Выведите без изменений все строки каждой позиции ниже. Изображения в ответ не включайте.

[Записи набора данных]
-*-
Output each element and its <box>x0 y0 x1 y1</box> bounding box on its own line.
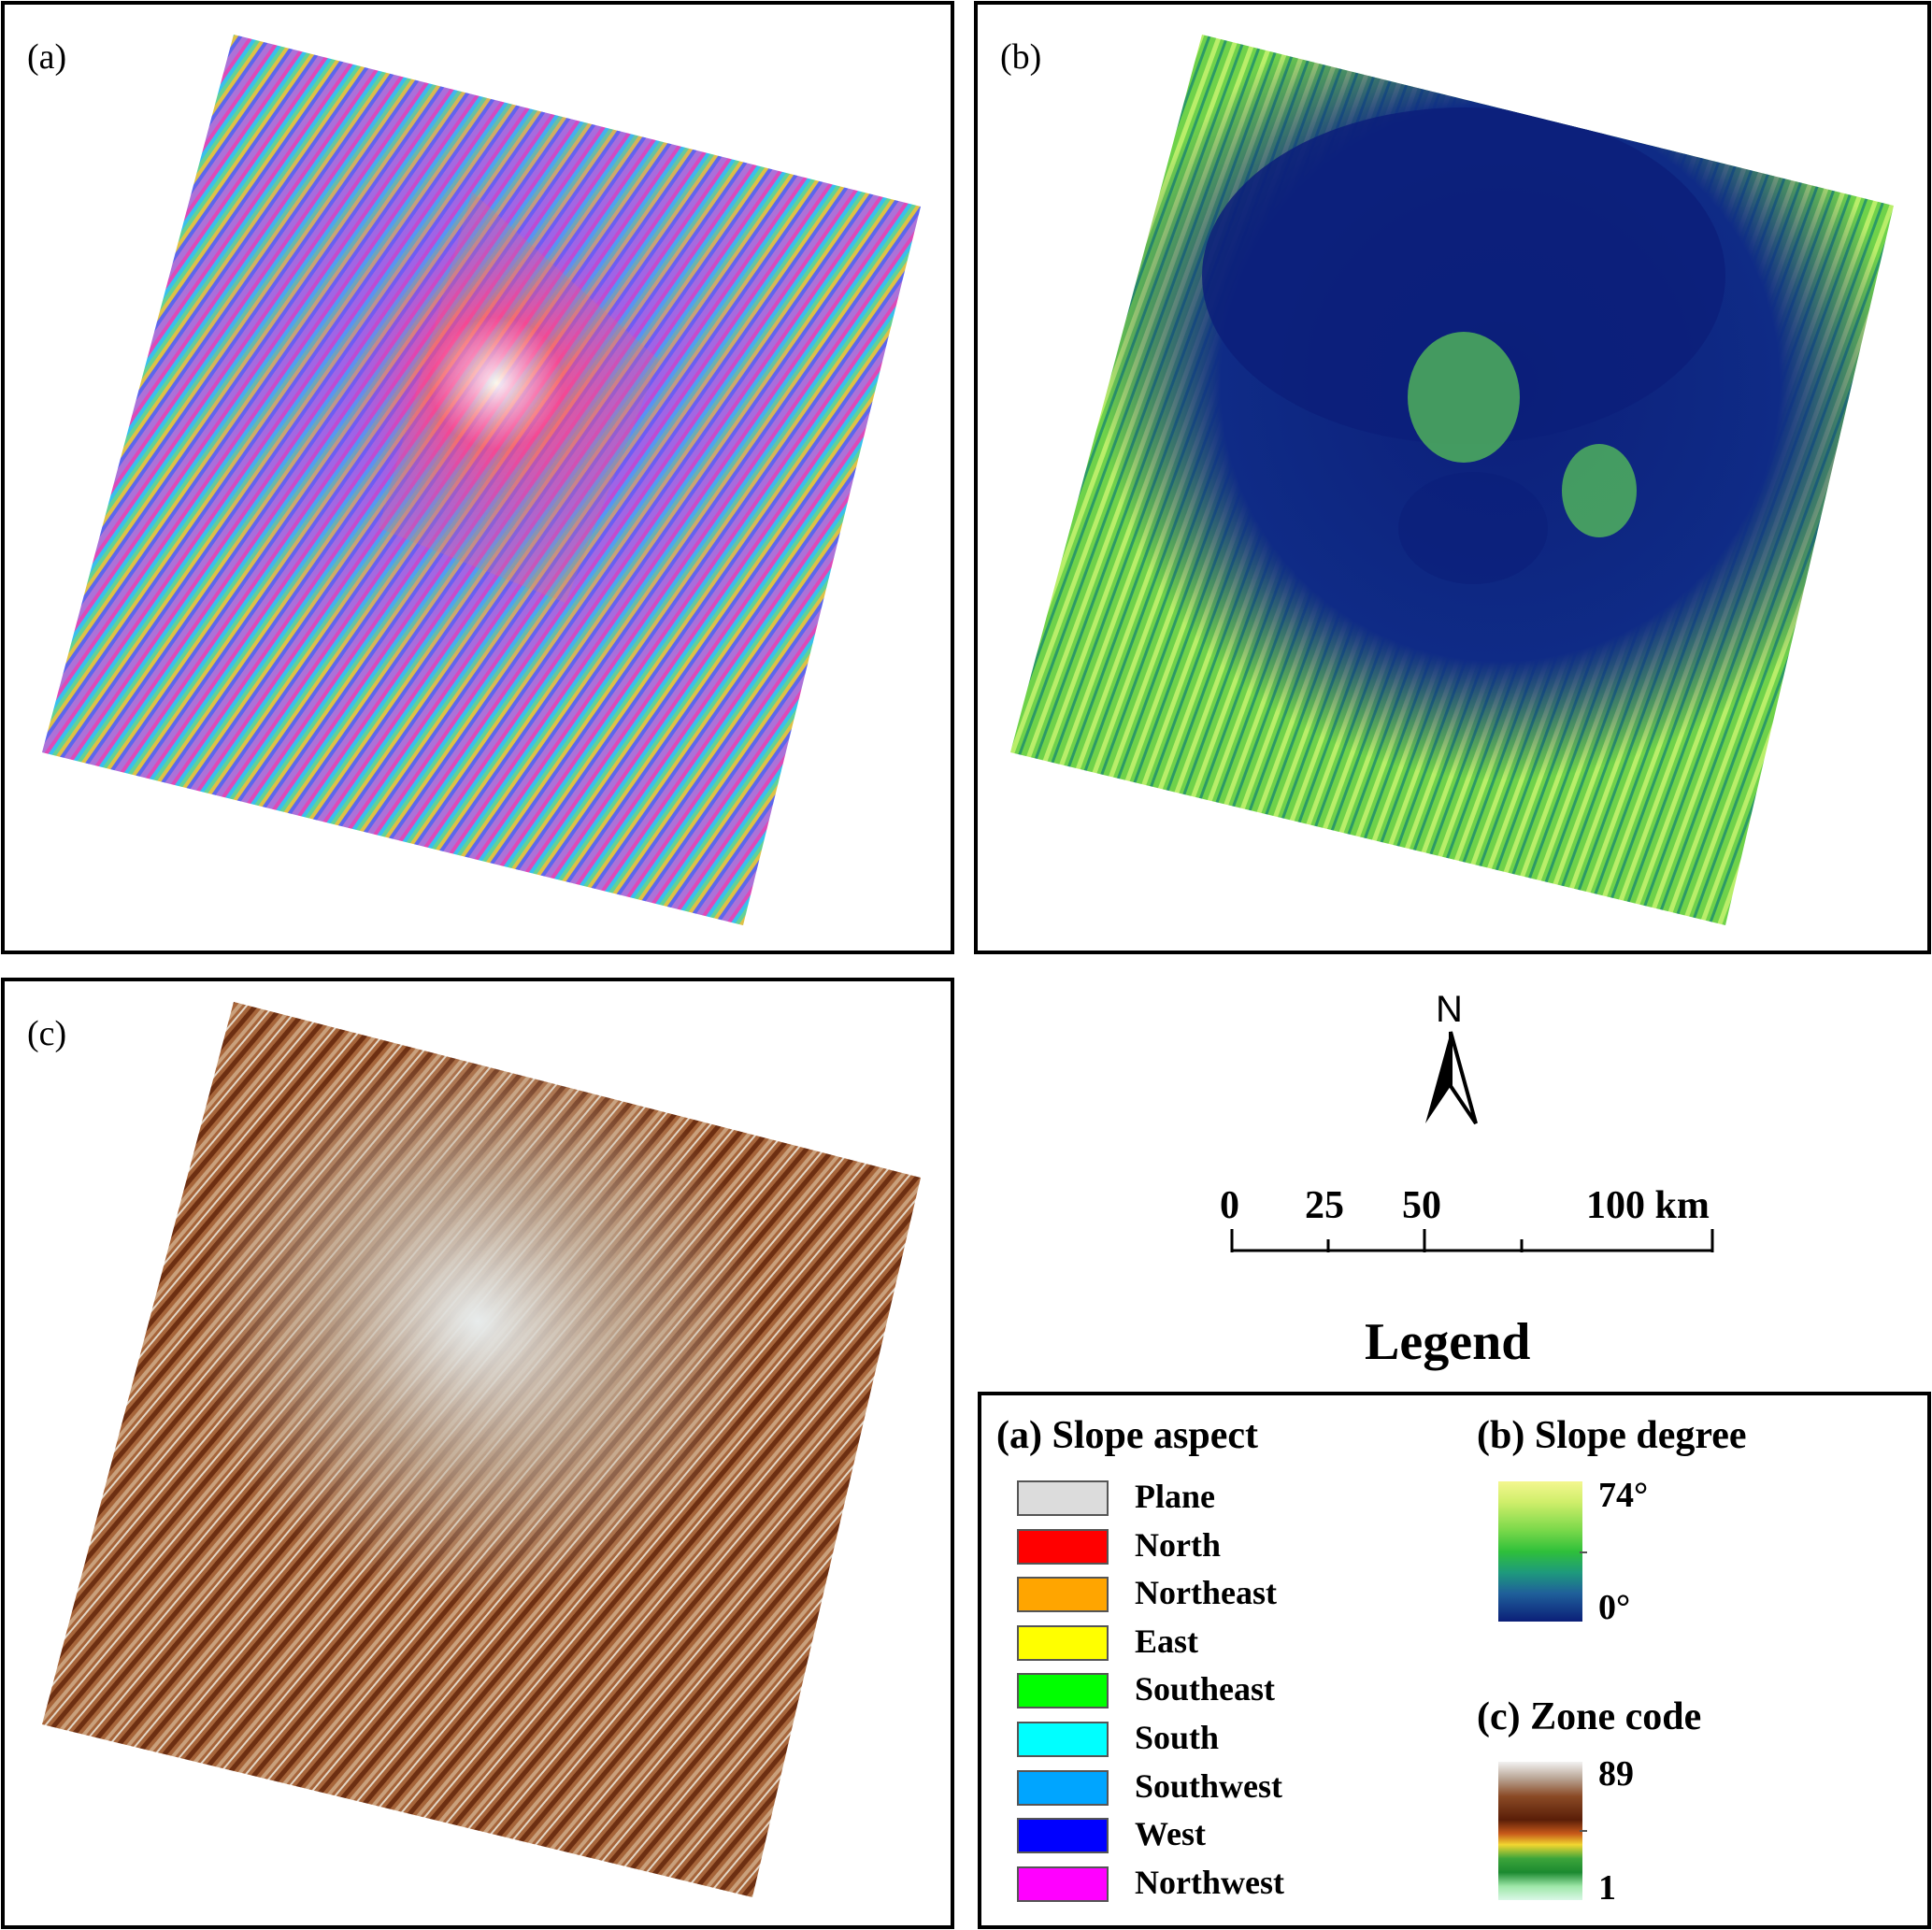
aspect-label: Southwest <box>1135 1766 1283 1805</box>
slope-max-label: 74° <box>1598 1476 1649 1515</box>
aspect-label: South <box>1135 1719 1220 1756</box>
aspect-legend-item: Northwest <box>1017 1863 1391 1906</box>
slope-degree-map <box>1010 35 1894 925</box>
aspect-label: North <box>1135 1525 1221 1564</box>
north-arrow-icon <box>1425 1031 1478 1125</box>
slope-ramp-mid-tick <box>1580 1551 1587 1553</box>
slope-min-label: 0° <box>1598 1588 1631 1627</box>
scale-tick-50: 50 <box>1402 1184 1441 1227</box>
aspect-label: Southeast <box>1135 1670 1276 1708</box>
aspect-label: Northwest <box>1135 1863 1284 1901</box>
panel-label-c: (c) <box>27 1014 67 1053</box>
scale-tick-25: 25 <box>1305 1184 1344 1227</box>
scale-bar <box>1230 1229 1714 1252</box>
aspect-legend-item: South <box>1017 1719 1391 1761</box>
panel-label-a: (a) <box>27 37 67 77</box>
aspect-label: Northeast <box>1135 1574 1277 1612</box>
aspect-label: West <box>1135 1815 1206 1853</box>
aspect-legend-item: Southeast <box>1017 1670 1391 1712</box>
zone-code-map <box>42 1002 921 1897</box>
zone-ramp-mid-tick <box>1580 1830 1587 1832</box>
panel-label-b: (b) <box>1000 37 1042 77</box>
aspect-label: Plane <box>1135 1478 1215 1515</box>
aspect-legend-item: Plane <box>1017 1478 1391 1520</box>
panel-zone-code: (c) <box>1 978 954 1929</box>
aspect-legend-item: Northeast <box>1017 1574 1391 1616</box>
legend-aspect-header: (a) Slope aspect <box>996 1414 1258 1457</box>
legend-title: Legend <box>1365 1313 1531 1371</box>
zone-code-color-ramp <box>1498 1762 1582 1900</box>
slope-degree-color-ramp <box>1498 1481 1582 1622</box>
legend-zone-header: (c) Zone code <box>1477 1695 1702 1738</box>
aspect-swatch <box>1017 1673 1109 1709</box>
aspect-legend-item: East <box>1017 1622 1391 1665</box>
aspect-swatch <box>1017 1577 1109 1613</box>
aspect-swatch <box>1017 1866 1109 1902</box>
aspect-swatch <box>1017 1818 1109 1854</box>
aspect-legend-item: West <box>1017 1815 1391 1857</box>
north-letter: N <box>1436 989 1463 1030</box>
slope-aspect-map <box>42 35 921 925</box>
scale-tick-0: 0 <box>1220 1184 1239 1227</box>
aspect-legend-item: Southwest <box>1017 1767 1391 1809</box>
aspect-swatch <box>1017 1769 1109 1806</box>
aspect-legend-item: North <box>1017 1526 1391 1568</box>
aspect-swatch <box>1017 1480 1109 1516</box>
legend-slope-header: (b) Slope degree <box>1477 1414 1747 1457</box>
legend-box <box>978 1392 1931 1929</box>
panel-slope-degree: (b) <box>974 1 1931 954</box>
aspect-label: East <box>1135 1622 1199 1660</box>
panel-slope-aspect: (a) <box>1 1 954 954</box>
aspect-swatch <box>1017 1624 1109 1661</box>
zone-min-label: 1 <box>1598 1868 1616 1908</box>
zone-max-label: 89 <box>1598 1754 1634 1794</box>
aspect-swatch <box>1017 1528 1109 1565</box>
scale-tick-100km: 100 km <box>1586 1184 1710 1227</box>
aspect-swatch <box>1017 1722 1109 1757</box>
-*-
Результат выполнения
Output each element and its <box>x0 y0 x1 y1</box> bounding box on its own line.
aspect-label: Southwest <box>1135 1766 1283 1805</box>
slope-max-label: 74° <box>1598 1476 1649 1515</box>
aspect-label: South <box>1135 1719 1220 1756</box>
aspect-legend-item: Northwest <box>1017 1863 1391 1906</box>
slope-degree-map <box>1010 35 1894 925</box>
aspect-label: North <box>1135 1525 1221 1564</box>
north-arrow-icon <box>1425 1031 1478 1125</box>
slope-ramp-mid-tick <box>1580 1551 1587 1553</box>
slope-min-label: 0° <box>1598 1588 1631 1627</box>
scale-tick-50: 50 <box>1402 1184 1441 1227</box>
aspect-label: Southeast <box>1135 1670 1276 1708</box>
aspect-label: Northwest <box>1135 1863 1284 1901</box>
panel-label-c: (c) <box>27 1014 67 1053</box>
scale-tick-25: 25 <box>1305 1184 1344 1227</box>
scale-bar <box>1230 1229 1714 1252</box>
aspect-legend-item: South <box>1017 1719 1391 1761</box>
panel-label-a: (a) <box>27 37 67 77</box>
aspect-label: Northeast <box>1135 1574 1277 1612</box>
aspect-label: West <box>1135 1815 1206 1853</box>
aspect-legend-item: Southeast <box>1017 1670 1391 1712</box>
zone-code-map <box>42 1002 921 1897</box>
zone-ramp-mid-tick <box>1580 1830 1587 1832</box>
panel-label-b: (b) <box>1000 37 1042 77</box>
aspect-label: Plane <box>1135 1478 1215 1515</box>
aspect-legend-item: Plane <box>1017 1478 1391 1520</box>
panel-zone-code: (c) <box>1 978 954 1929</box>
aspect-legend-item: Northeast <box>1017 1574 1391 1616</box>
legend-aspect-header: (a) Slope aspect <box>996 1414 1258 1457</box>
legend-title: Legend <box>1365 1313 1531 1371</box>
zone-code-color-ramp <box>1498 1762 1582 1900</box>
slope-degree-color-ramp <box>1498 1481 1582 1622</box>
legend-zone-header: (c) Zone code <box>1477 1695 1702 1738</box>
aspect-swatch <box>1017 1673 1109 1709</box>
aspect-legend-item: East <box>1017 1622 1391 1665</box>
aspect-swatch <box>1017 1577 1109 1613</box>
aspect-swatch <box>1017 1866 1109 1902</box>
aspect-swatch <box>1017 1818 1109 1854</box>
aspect-legend-item: West <box>1017 1815 1391 1857</box>
north-letter: N <box>1436 989 1463 1030</box>
slope-aspect-map <box>42 35 921 925</box>
scale-tick-0: 0 <box>1220 1184 1239 1227</box>
aspect-legend-item: Southwest <box>1017 1767 1391 1809</box>
aspect-swatch <box>1017 1769 1109 1806</box>
aspect-legend-item: North <box>1017 1526 1391 1568</box>
aspect-swatch <box>1017 1480 1109 1516</box>
legend-slope-header: (b) Slope degree <box>1477 1414 1747 1457</box>
legend-box <box>978 1392 1931 1929</box>
panel-slope-degree: (b) <box>974 1 1931 954</box>
aspect-label: East <box>1135 1622 1199 1660</box>
panel-slope-aspect: (a) <box>1 1 954 954</box>
aspect-swatch <box>1017 1624 1109 1661</box>
zone-min-label: 1 <box>1598 1868 1616 1908</box>
zone-max-label: 89 <box>1598 1754 1634 1794</box>
aspect-swatch <box>1017 1528 1109 1565</box>
scale-tick-100km: 100 km <box>1586 1184 1710 1227</box>
aspect-swatch <box>1017 1722 1109 1757</box>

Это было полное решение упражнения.